[Stored entries]
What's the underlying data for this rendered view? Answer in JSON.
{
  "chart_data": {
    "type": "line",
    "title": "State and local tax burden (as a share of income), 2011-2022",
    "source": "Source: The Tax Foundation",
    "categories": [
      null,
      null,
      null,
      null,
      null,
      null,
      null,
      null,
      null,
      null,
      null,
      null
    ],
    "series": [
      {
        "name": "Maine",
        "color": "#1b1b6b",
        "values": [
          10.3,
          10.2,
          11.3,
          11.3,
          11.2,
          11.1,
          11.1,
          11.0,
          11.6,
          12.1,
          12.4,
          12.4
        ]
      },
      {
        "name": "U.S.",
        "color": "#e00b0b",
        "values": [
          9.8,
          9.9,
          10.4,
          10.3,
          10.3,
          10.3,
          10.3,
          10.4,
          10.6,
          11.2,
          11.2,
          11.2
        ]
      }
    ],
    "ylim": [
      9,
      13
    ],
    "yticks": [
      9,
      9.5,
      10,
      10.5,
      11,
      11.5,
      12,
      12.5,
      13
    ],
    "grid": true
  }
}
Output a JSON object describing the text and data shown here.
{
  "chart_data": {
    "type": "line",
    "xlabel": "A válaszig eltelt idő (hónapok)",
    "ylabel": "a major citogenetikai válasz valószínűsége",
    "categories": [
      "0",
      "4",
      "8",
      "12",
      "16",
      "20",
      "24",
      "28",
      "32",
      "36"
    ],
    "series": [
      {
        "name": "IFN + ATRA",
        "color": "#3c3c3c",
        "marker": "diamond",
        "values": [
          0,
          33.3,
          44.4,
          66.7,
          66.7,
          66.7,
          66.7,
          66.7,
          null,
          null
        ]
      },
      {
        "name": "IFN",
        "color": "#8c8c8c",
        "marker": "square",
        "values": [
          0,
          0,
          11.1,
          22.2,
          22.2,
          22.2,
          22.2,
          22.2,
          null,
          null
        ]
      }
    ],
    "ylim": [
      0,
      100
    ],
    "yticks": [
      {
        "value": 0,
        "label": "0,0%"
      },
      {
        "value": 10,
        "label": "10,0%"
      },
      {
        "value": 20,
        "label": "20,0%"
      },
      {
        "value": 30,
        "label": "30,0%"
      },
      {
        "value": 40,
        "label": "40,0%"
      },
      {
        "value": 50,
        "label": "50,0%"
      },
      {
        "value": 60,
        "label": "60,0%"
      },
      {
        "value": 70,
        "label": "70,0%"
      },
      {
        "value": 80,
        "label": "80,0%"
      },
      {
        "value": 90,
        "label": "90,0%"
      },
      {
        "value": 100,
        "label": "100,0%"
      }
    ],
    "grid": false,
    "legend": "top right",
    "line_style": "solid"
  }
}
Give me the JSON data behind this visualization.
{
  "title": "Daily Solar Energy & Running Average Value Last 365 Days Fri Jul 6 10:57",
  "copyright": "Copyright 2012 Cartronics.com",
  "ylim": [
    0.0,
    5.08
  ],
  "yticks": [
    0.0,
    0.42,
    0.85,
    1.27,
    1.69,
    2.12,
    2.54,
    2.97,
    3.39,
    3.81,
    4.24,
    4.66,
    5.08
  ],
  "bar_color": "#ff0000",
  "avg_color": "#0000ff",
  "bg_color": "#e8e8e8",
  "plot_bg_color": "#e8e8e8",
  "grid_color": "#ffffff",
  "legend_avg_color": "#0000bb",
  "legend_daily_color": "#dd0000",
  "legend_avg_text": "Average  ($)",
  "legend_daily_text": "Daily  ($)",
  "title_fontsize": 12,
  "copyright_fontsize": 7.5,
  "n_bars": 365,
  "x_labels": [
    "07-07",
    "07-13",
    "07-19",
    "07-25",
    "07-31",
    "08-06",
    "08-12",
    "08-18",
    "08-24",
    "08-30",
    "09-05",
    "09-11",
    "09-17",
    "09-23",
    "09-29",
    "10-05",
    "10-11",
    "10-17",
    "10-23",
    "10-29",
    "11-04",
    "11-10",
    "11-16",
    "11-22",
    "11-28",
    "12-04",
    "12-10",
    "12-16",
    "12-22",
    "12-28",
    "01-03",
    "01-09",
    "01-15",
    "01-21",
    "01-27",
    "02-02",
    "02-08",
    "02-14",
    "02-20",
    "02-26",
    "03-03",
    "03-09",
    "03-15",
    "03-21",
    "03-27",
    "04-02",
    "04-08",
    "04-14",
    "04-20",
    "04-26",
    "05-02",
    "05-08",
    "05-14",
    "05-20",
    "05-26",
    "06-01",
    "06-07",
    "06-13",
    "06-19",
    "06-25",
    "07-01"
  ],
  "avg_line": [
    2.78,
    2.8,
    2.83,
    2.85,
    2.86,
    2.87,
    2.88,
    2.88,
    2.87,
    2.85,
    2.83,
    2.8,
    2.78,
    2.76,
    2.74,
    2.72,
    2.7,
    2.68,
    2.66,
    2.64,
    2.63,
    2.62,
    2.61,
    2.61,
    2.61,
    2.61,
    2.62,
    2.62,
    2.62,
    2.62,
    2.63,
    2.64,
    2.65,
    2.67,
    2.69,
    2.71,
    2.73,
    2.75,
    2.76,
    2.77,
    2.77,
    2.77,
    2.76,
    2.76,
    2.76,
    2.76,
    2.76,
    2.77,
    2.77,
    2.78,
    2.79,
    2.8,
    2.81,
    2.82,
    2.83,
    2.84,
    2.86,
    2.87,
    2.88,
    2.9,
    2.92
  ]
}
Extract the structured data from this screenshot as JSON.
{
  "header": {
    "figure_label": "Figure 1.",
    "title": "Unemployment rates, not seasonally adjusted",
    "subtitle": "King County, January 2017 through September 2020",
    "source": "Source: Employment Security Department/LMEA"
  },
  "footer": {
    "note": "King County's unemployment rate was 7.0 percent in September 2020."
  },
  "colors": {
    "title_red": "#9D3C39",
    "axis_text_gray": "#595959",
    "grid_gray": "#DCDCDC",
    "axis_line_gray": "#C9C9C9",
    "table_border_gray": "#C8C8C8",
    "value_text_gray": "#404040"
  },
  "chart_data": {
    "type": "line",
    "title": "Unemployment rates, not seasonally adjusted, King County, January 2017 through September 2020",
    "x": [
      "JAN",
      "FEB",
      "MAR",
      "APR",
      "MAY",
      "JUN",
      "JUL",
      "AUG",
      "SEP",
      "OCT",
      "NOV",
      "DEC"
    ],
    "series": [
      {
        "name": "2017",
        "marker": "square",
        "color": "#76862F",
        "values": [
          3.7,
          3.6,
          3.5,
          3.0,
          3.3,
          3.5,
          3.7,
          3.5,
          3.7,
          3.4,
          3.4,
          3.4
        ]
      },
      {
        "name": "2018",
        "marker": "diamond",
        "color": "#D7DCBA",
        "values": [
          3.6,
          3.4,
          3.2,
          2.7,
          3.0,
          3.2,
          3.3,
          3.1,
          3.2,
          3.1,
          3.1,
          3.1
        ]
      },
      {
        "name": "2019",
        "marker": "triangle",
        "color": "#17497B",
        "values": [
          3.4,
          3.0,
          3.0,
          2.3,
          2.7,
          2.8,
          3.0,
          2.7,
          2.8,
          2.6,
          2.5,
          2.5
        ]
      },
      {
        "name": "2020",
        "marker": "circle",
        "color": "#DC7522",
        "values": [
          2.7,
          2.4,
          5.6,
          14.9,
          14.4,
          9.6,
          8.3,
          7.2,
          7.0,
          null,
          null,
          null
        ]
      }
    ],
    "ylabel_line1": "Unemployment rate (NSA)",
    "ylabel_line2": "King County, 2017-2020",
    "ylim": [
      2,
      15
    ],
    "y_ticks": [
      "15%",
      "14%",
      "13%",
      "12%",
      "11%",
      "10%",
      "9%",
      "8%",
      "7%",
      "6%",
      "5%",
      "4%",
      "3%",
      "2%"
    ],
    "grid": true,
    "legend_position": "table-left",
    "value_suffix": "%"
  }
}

▶ _Set exercise_:
Restate each of the entries above verbatim.

▶ _Task solution_:
What's the underlying data for this rendered view? Answer in JSON.
{
  "chart_data": {
    "type": "line",
    "title": "State and local tax burden (as a share of income), 2011-2022",
    "source": "Source: The Tax Foundation",
    "categories": [
      null,
      null,
      null,
      null,
      null,
      null,
      null,
      null,
      null,
      null,
      null,
      null
    ],
    "series": [
      {
        "name": "Maine",
        "color": "#1b1b6b",
        "values": [
          10.3,
          10.2,
          11.3,
          11.3,
          11.2,
          11.1,
          11.1,
          11.0,
          11.6,
          12.1,
          12.4,
          12.4
        ]
      },
      {
        "name": "U.S.",
        "color": "#e00b0b",
        "values": [
          9.8,
          9.9,
          10.4,
          10.3,
          10.3,
          10.3,
          10.3,
          10.4,
          10.6,
          11.2,
          11.2,
          11.2
        ]
      }
    ],
    "ylim": [
      9,
      13
    ],
    "yticks": [
      9,
      9.5,
      10,
      10.5,
      11,
      11.5,
      12,
      12.5,
      13
    ],
    "grid": true
  }
}
Output a JSON object describing the text and data shown here.
{
  "chart_data": {
    "type": "line",
    "xlabel": "A válaszig eltelt idő (hónapok)",
    "ylabel": "a major citogenetikai válasz valószínűsége",
    "categories": [
      "0",
      "4",
      "8",
      "12",
      "16",
      "20",
      "24",
      "28",
      "32",
      "36"
    ],
    "series": [
      {
        "name": "IFN + ATRA",
        "color": "#3c3c3c",
        "marker": "diamond",
        "values": [
          0,
          33.3,
          44.4,
          66.7,
          66.7,
          66.7,
          66.7,
          66.7,
          null,
          null
        ]
      },
      {
        "name": "IFN",
        "color": "#8c8c8c",
        "marker": "square",
        "values": [
          0,
          0,
          11.1,
          22.2,
          22.2,
          22.2,
          22.2,
          22.2,
          null,
          null
        ]
      }
    ],
    "ylim": [
      0,
      100
    ],
    "yticks": [
      {
        "value": 0,
        "label": "0,0%"
      },
      {
        "value": 10,
        "label": "10,0%"
      },
      {
        "value": 20,
        "label": "20,0%"
      },
      {
        "value": 30,
        "label": "30,0%"
      },
      {
        "value": 40,
        "label": "40,0%"
      },
      {
        "value": 50,
        "label": "50,0%"
      },
      {
        "value": 60,
        "label": "60,0%"
      },
      {
        "value": 70,
        "label": "70,0%"
      },
      {
        "value": 80,
        "label": "80,0%"
      },
      {
        "value": 90,
        "label": "90,0%"
      },
      {
        "value": 100,
        "label": "100,0%"
      }
    ],
    "grid": false,
    "legend": "top right",
    "line_style": "solid"
  }
}
Give me the JSON data behind this visualization.
{
  "title": "Daily Solar Energy & Running Average Value Last 365 Days Fri Jul 6 10:57",
  "copyright": "Copyright 2012 Cartronics.com",
  "ylim": [
    0.0,
    5.08
  ],
  "yticks": [
    0.0,
    0.42,
    0.85,
    1.27,
    1.69,
    2.12,
    2.54,
    2.97,
    3.39,
    3.81,
    4.24,
    4.66,
    5.08
  ],
  "bar_color": "#ff0000",
  "avg_color": "#0000ff",
  "bg_color": "#e8e8e8",
  "plot_bg_color": "#e8e8e8",
  "grid_color": "#ffffff",
  "legend_avg_color": "#0000bb",
  "legend_daily_color": "#dd0000",
  "legend_avg_text": "Average  ($)",
  "legend_daily_text": "Daily  ($)",
  "title_fontsize": 12,
  "copyright_fontsize": 7.5,
  "n_bars": 365,
  "x_labels": [
    "07-07",
    "07-13",
    "07-19",
    "07-25",
    "07-31",
    "08-06",
    "08-12",
    "08-18",
    "08-24",
    "08-30",
    "09-05",
    "09-11",
    "09-17",
    "09-23",
    "09-29",
    "10-05",
    "10-11",
    "10-17",
    "10-23",
    "10-29",
    "11-04",
    "11-10",
    "11-16",
    "11-22",
    "11-28",
    "12-04",
    "12-10",
    "12-16",
    "12-22",
    "12-28",
    "01-03",
    "01-09",
    "01-15",
    "01-21",
    "01-27",
    "02-02",
    "02-08",
    "02-14",
    "02-20",
    "02-26",
    "03-03",
    "03-09",
    "03-15",
    "03-21",
    "03-27",
    "04-02",
    "04-08",
    "04-14",
    "04-20",
    "04-26",
    "05-02",
    "05-08",
    "05-14",
    "05-20",
    "05-26",
    "06-01",
    "06-07",
    "06-13",
    "06-19",
    "06-25",
    "07-01"
  ],
  "avg_line": [
    2.78,
    2.8,
    2.83,
    2.85,
    2.86,
    2.87,
    2.88,
    2.88,
    2.87,
    2.85,
    2.83,
    2.8,
    2.78,
    2.76,
    2.74,
    2.72,
    2.7,
    2.68,
    2.66,
    2.64,
    2.63,
    2.62,
    2.61,
    2.61,
    2.61,
    2.61,
    2.62,
    2.62,
    2.62,
    2.62,
    2.63,
    2.64,
    2.65,
    2.67,
    2.69,
    2.71,
    2.73,
    2.75,
    2.76,
    2.77,
    2.77,
    2.77,
    2.76,
    2.76,
    2.76,
    2.76,
    2.76,
    2.77,
    2.77,
    2.78,
    2.79,
    2.8,
    2.81,
    2.82,
    2.83,
    2.84,
    2.86,
    2.87,
    2.88,
    2.9,
    2.92
  ]
}
Extract the structured data from this screenshot as JSON.
{
  "header": {
    "figure_label": "Figure 1.",
    "title": "Unemployment rates, not seasonally adjusted",
    "subtitle": "King County, January 2017 through September 2020",
    "source": "Source: Employment Security Department/LMEA"
  },
  "footer": {
    "note": "King County's unemployment rate was 7.0 percent in September 2020."
  },
  "colors": {
    "title_red": "#9D3C39",
    "axis_text_gray": "#595959",
    "grid_gray": "#DCDCDC",
    "axis_line_gray": "#C9C9C9",
    "table_border_gray": "#C8C8C8",
    "value_text_gray": "#404040"
  },
  "chart_data": {
    "type": "line",
    "title": "Unemployment rates, not seasonally adjusted, King County, January 2017 through September 2020",
    "x": [
      "JAN",
      "FEB",
      "MAR",
      "APR",
      "MAY",
      "JUN",
      "JUL",
      "AUG",
      "SEP",
      "OCT",
      "NOV",
      "DEC"
    ],
    "series": [
      {
        "name": "2017",
        "marker": "square",
        "color": "#76862F",
        "values": [
          3.7,
          3.6,
          3.5,
          3.0,
          3.3,
          3.5,
          3.7,
          3.5,
          3.7,
          3.4,
          3.4,
          3.4
        ]
      },
      {
        "name": "2018",
        "marker": "diamond",
        "color": "#D7DCBA",
        "values": [
          3.6,
          3.4,
          3.2,
          2.7,
          3.0,
          3.2,
          3.3,
          3.1,
          3.2,
          3.1,
          3.1,
          3.1
        ]
      },
      {
        "name": "2019",
        "marker": "triangle",
        "color": "#17497B",
        "values": [
          3.4,
          3.0,
          3.0,
          2.3,
          2.7,
          2.8,
          3.0,
          2.7,
          2.8,
          2.6,
          2.5,
          2.5
        ]
      },
      {
        "name": "2020",
        "marker": "circle",
        "color": "#DC7522",
        "values": [
          2.7,
          2.4,
          5.6,
          14.9,
          14.4,
          9.6,
          8.3,
          7.2,
          7.0,
          null,
          null,
          null
        ]
      }
    ],
    "ylabel_line1": "Unemployment rate (NSA)",
    "ylabel_line2": "King County, 2017-2020",
    "ylim": [
      2,
      15
    ],
    "y_ticks": [
      "15%",
      "14%",
      "13%",
      "12%",
      "11%",
      "10%",
      "9%",
      "8%",
      "7%",
      "6%",
      "5%",
      "4%",
      "3%",
      "2%"
    ],
    "grid": true,
    "legend_position": "table-left",
    "value_suffix": "%"
  }
}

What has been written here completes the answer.